**Assignment**
Within this listing, how many lines carry the string "FITC"? State the number only.

++++++++++++++++++++

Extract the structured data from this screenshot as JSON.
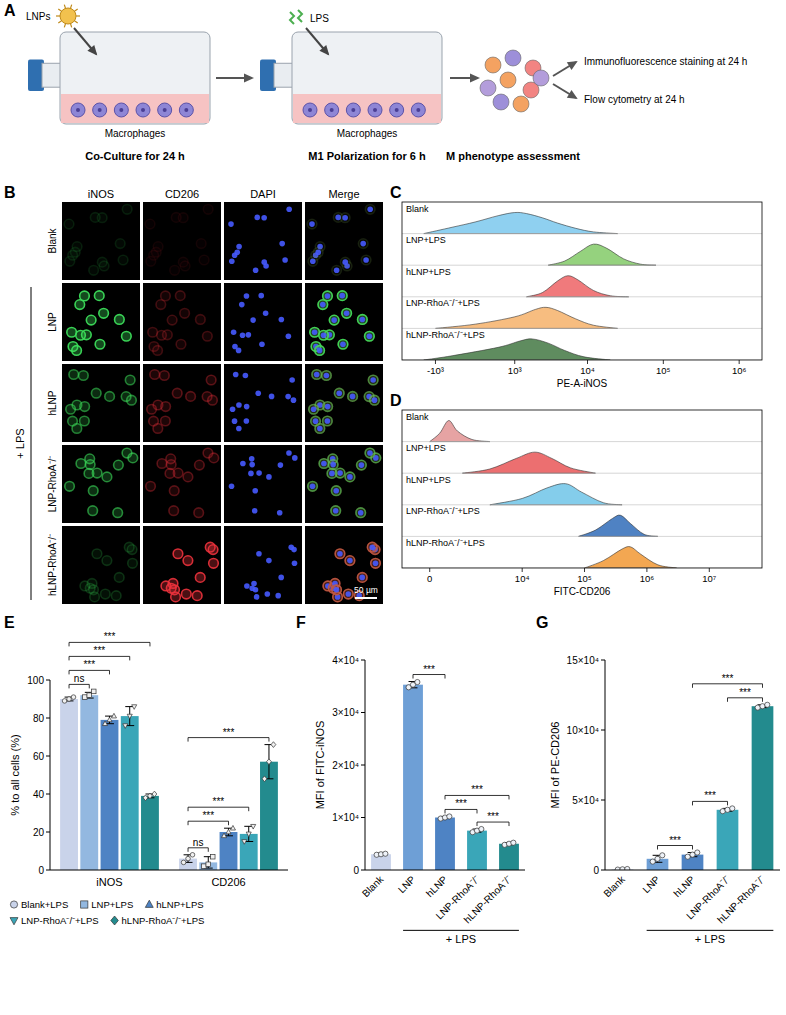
{
  "panel_a": {
    "letter": "A",
    "steps": [
      {
        "reagent": "LNPs",
        "cells": "Macrophages",
        "caption": "Co-Culture for 24 h"
      },
      {
        "reagent": "LPS",
        "cells": "Macrophages",
        "caption": "M1 Polarization for 6 h"
      }
    ],
    "assessment": {
      "caption": "M phenotype assessment",
      "outputs": [
        "Immunofluorescence staining at 24 h",
        "Flow cytometry at 24 h"
      ]
    }
  },
  "panel_b": {
    "letter": "B",
    "columns": [
      "iNOS",
      "CD206",
      "DAPI",
      "Merge"
    ],
    "rows": [
      "Blank",
      "LNP",
      "hLNP",
      "LNP-RhoA⁻/⁻",
      "hLNP-RhoA⁻/⁻"
    ],
    "group_label": "+ LPS",
    "scale_bar": "50 µm"
  },
  "chart_data": [
    {
      "panel": "C",
      "type": "ridgeline",
      "x_label": "PE-A-iNOS",
      "xlim": [
        -3000,
        2000000
      ],
      "xticks": [
        {
          "value": -1000,
          "label": "-10³"
        },
        {
          "value": 1000,
          "label": "10³"
        },
        {
          "value": 10000,
          "label": "10⁴"
        },
        {
          "value": 100000,
          "label": "10⁵"
        },
        {
          "value": 1000000,
          "label": "10⁶"
        }
      ],
      "ylim": [
        0,
        1.5
      ],
      "tick_labels": "x",
      "series": [
        {
          "name": "Blank",
          "color": "#8fd0f0",
          "x": [
            -1500,
            -500,
            0,
            500,
            1000,
            1500,
            2500,
            4000,
            7000,
            12000,
            25000
          ],
          "values": [
            0,
            0.3,
            0.55,
            0.85,
            1,
            0.95,
            0.75,
            0.5,
            0.25,
            0.08,
            0
          ]
        },
        {
          "name": "LNP+LPS",
          "color": "#95d27e",
          "x": [
            3000,
            5000,
            8000,
            12000,
            18000,
            30000,
            50000,
            80000
          ],
          "values": [
            0,
            0.2,
            0.65,
            1,
            0.8,
            0.3,
            0.05,
            0
          ]
        },
        {
          "name": "hLNP+LPS",
          "color": "#f07a7c",
          "x": [
            1500,
            2500,
            4000,
            5500,
            7500,
            12000,
            20000,
            35000
          ],
          "values": [
            0,
            0.2,
            0.75,
            1,
            0.8,
            0.3,
            0.05,
            0
          ]
        },
        {
          "name": "LNP-RhoA⁻/⁻+LPS",
          "color": "#f7bd80",
          "x": [
            -1000,
            0,
            1000,
            2000,
            2800,
            4000,
            7000,
            12000,
            25000
          ],
          "values": [
            0,
            0.2,
            0.55,
            0.9,
            1,
            0.85,
            0.45,
            0.15,
            0
          ]
        },
        {
          "name": "hLNP-RhoA⁻/⁻+LPS",
          "color": "#5f8c5f",
          "x": [
            -1500,
            -500,
            500,
            1200,
            1800,
            3000,
            5000,
            9000,
            20000
          ],
          "values": [
            0,
            0.2,
            0.6,
            0.9,
            1,
            0.8,
            0.45,
            0.15,
            0
          ]
        }
      ]
    },
    {
      "panel": "D",
      "type": "ridgeline",
      "x_label": "FITC-CD206",
      "xlim": [
        -800,
        70000000
      ],
      "xticks": [
        0,
        {
          "value": 10000,
          "label": "10⁴"
        },
        {
          "value": 100000,
          "label": "10⁵"
        },
        {
          "value": 1000000,
          "label": "10⁶"
        },
        {
          "value": 10000000,
          "label": "10⁷"
        }
      ],
      "ylim": [
        0,
        1.5
      ],
      "tick_labels": "x",
      "series": [
        {
          "name": "Blank",
          "color": "#e6a3a3",
          "x": [
            0,
            250,
            500,
            800,
            1500,
            3000
          ],
          "values": [
            0,
            0.4,
            1,
            0.5,
            0.1,
            0
          ]
        },
        {
          "name": "LNP+LPS",
          "color": "#ec6f70",
          "x": [
            1000,
            3000,
            8000,
            16000,
            30000,
            60000,
            150000
          ],
          "values": [
            0,
            0.2,
            0.7,
            1,
            0.7,
            0.25,
            0
          ]
        },
        {
          "name": "hLNP+LPS",
          "color": "#84cdeb",
          "x": [
            3000,
            10000,
            25000,
            50000,
            90000,
            200000,
            400000
          ],
          "values": [
            0,
            0.3,
            0.8,
            1,
            0.6,
            0.1,
            0
          ]
        },
        {
          "name": "LNP-RhoA⁻/⁻+LPS",
          "color": "#4f82c3",
          "x": [
            80000,
            150000,
            280000,
            380000,
            550000,
            900000,
            1500000
          ],
          "values": [
            0,
            0.3,
            0.85,
            1,
            0.6,
            0.1,
            0
          ]
        },
        {
          "name": "hLNP-RhoA⁻/⁻+LPS",
          "color": "#f3a752",
          "x": [
            100000,
            200000,
            400000,
            550000,
            800000,
            1500000,
            3000000
          ],
          "values": [
            0,
            0.35,
            0.9,
            1,
            0.65,
            0.15,
            0
          ]
        }
      ]
    },
    {
      "panel": "E",
      "type": "bar",
      "y_label": "% to all cells (%)",
      "categories": [
        "iNOS",
        "CD206"
      ],
      "ylim": [
        0,
        100
      ],
      "yticks": [
        0,
        20,
        40,
        60,
        80,
        100
      ],
      "legend": "bottom",
      "series": [
        {
          "name": "Blank+LPS",
          "color": "#c9d3ea",
          "marker": "circle",
          "values": [
            90,
            6
          ],
          "errors": [
            1,
            2
          ],
          "points": [
            [
              89,
              90,
              91
            ],
            [
              4,
              6,
              8
            ]
          ]
        },
        {
          "name": "LNP+LPS",
          "color": "#93b8e0",
          "marker": "square",
          "values": [
            92,
            4
          ],
          "errors": [
            1.5,
            3
          ],
          "points": [
            [
              91,
              92,
              94
            ],
            [
              2,
              3,
              7
            ]
          ]
        },
        {
          "name": "hLNP+LPS",
          "color": "#4e83c4",
          "marker": "triangle",
          "values": [
            79,
            20
          ],
          "errors": [
            2,
            2
          ],
          "points": [
            [
              77,
              79,
              81
            ],
            [
              18,
              20,
              22
            ]
          ]
        },
        {
          "name": "LNP-RhoA⁻/⁻+LPS",
          "color": "#3aa6b8",
          "marker": "triangle-down",
          "values": [
            81,
            19
          ],
          "errors": [
            5,
            4
          ],
          "points": [
            [
              76,
              81,
              86
            ],
            [
              15,
              19,
              23
            ]
          ]
        },
        {
          "name": "hLNP-RhoA⁻/⁻+LPS",
          "color": "#238b8e",
          "marker": "diamond",
          "values": [
            39,
            57
          ],
          "errors": [
            1,
            9
          ],
          "points": [
            [
              38,
              39,
              40
            ],
            [
              48,
              57,
              66
            ]
          ]
        }
      ],
      "comparisons": [
        {
          "category": 0,
          "from": 0,
          "to": 1,
          "label": "ns"
        },
        {
          "category": 0,
          "from": 0,
          "to": 2,
          "label": "***"
        },
        {
          "category": 0,
          "from": 0,
          "to": 3,
          "label": "***"
        },
        {
          "category": 0,
          "from": 0,
          "to": 4,
          "label": "***"
        },
        {
          "category": 1,
          "from": 0,
          "to": 1,
          "label": "ns"
        },
        {
          "category": 1,
          "from": 0,
          "to": 2,
          "label": "***"
        },
        {
          "category": 1,
          "from": 0,
          "to": 3,
          "label": "***"
        },
        {
          "category": 1,
          "from": 0,
          "to": 4,
          "label": "***"
        }
      ]
    },
    {
      "panel": "F",
      "type": "bar",
      "y_label": "MFI of FITC-iNOS",
      "categories": [
        "Blank",
        "LNP",
        "hLNP",
        "LNP-RhoA⁻/⁻",
        "hLNP-RhoA⁻/⁻"
      ],
      "group_label": "+ LPS",
      "colors": [
        "#c9d3ea",
        "#6e9fd6",
        "#4e83c4",
        "#3aa6b8",
        "#238b8e"
      ],
      "marker": "circle",
      "values": [
        3000,
        35300,
        10000,
        7500,
        5000
      ],
      "errors": [
        200,
        600,
        200,
        300,
        200
      ],
      "points": [
        [
          2900,
          3000,
          3100
        ],
        [
          34800,
          35300,
          35800
        ],
        [
          9800,
          10000,
          10200
        ],
        [
          7200,
          7500,
          7800
        ],
        [
          4800,
          5000,
          5200
        ]
      ],
      "ylim": [
        0,
        40000
      ],
      "yticks": [
        0,
        {
          "value": 10000,
          "label": "1×10⁴"
        },
        {
          "value": 20000,
          "label": "2×10⁴"
        },
        {
          "value": 30000,
          "label": "3×10⁴"
        },
        {
          "value": 40000,
          "label": "4×10⁴"
        }
      ],
      "comparisons": [
        {
          "from": 1,
          "to": 2,
          "label": "***"
        },
        {
          "from": 2,
          "to": 3,
          "label": "***"
        },
        {
          "from": 3,
          "to": 4,
          "label": "***"
        },
        {
          "from": 2,
          "to": 4,
          "label": "***"
        }
      ]
    },
    {
      "panel": "G",
      "type": "bar",
      "y_label": "MFI of PE-CD206",
      "categories": [
        "Blank",
        "LNP",
        "hLNP",
        "LNP-RhoA⁻/⁻",
        "hLNP-RhoA⁻/⁻"
      ],
      "group_label": "+ LPS",
      "colors": [
        "#c9d3ea",
        "#6e9fd6",
        "#4e83c4",
        "#3aa6b8",
        "#238b8e"
      ],
      "marker": "circle",
      "values": [
        500,
        8000,
        11000,
        43000,
        117000
      ],
      "errors": [
        300,
        2500,
        1500,
        1000,
        1000
      ],
      "points": [
        [
          300,
          500,
          700
        ],
        [
          6000,
          8000,
          10500
        ],
        [
          9500,
          11000,
          12500
        ],
        [
          42000,
          43000,
          44000
        ],
        [
          116000,
          117000,
          118000
        ]
      ],
      "ylim": [
        0,
        150000
      ],
      "yticks": [
        0,
        {
          "value": 50000,
          "label": "5×10⁴"
        },
        {
          "value": 100000,
          "label": "10×10⁴"
        },
        {
          "value": 150000,
          "label": "15×10⁴"
        }
      ],
      "comparisons": [
        {
          "from": 1,
          "to": 2,
          "label": "***"
        },
        {
          "from": 2,
          "to": 3,
          "label": "***"
        },
        {
          "from": 3,
          "to": 4,
          "label": "***"
        },
        {
          "from": 2,
          "to": 4,
          "label": "***"
        }
      ]
    }
  ]
}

++++++++++++++++++++

**Output**
2